--- Data supplied ---
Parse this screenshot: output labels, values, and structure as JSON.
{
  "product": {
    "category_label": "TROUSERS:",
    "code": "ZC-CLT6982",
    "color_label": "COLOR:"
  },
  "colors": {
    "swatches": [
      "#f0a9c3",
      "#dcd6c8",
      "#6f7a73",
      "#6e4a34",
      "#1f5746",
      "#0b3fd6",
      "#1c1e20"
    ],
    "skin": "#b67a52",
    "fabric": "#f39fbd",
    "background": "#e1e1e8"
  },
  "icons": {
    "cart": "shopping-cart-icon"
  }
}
---
→ Written task:
Faithfully reproduce all of the records, character for character.

→ Result of this exercise:
Parse this screenshot: output labels, values, and structure as JSON.
{
  "product": {
    "category_label": "TROUSERS:",
    "code": "ZC-CLT6982",
    "color_label": "COLOR:"
  },
  "colors": {
    "swatches": [
      "#f0a9c3",
      "#dcd6c8",
      "#6f7a73",
      "#6e4a34",
      "#1f5746",
      "#0b3fd6",
      "#1c1e20"
    ],
    "skin": "#b67a52",
    "fabric": "#f39fbd",
    "background": "#e1e1e8"
  },
  "icons": {
    "cart": "shopping-cart-icon"
  }
}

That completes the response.